THE REQUEST: Filter the entries below, keeping every line that has the word "tashlamasi".

TASK MATERIAL:
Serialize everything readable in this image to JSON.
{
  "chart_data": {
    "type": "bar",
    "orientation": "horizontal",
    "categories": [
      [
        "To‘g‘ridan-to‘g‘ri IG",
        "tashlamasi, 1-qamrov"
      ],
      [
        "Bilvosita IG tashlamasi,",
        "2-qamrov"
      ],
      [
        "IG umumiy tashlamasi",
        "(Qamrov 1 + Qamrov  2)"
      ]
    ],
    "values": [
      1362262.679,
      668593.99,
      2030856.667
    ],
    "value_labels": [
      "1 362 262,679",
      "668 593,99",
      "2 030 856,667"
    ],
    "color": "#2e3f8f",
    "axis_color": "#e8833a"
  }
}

CORRECT RESPONSE:
        "tashlamasi, 1-qamrov"
        "Bilvosita IG tashlamasi,",
        "IG umumiy tashlamasi",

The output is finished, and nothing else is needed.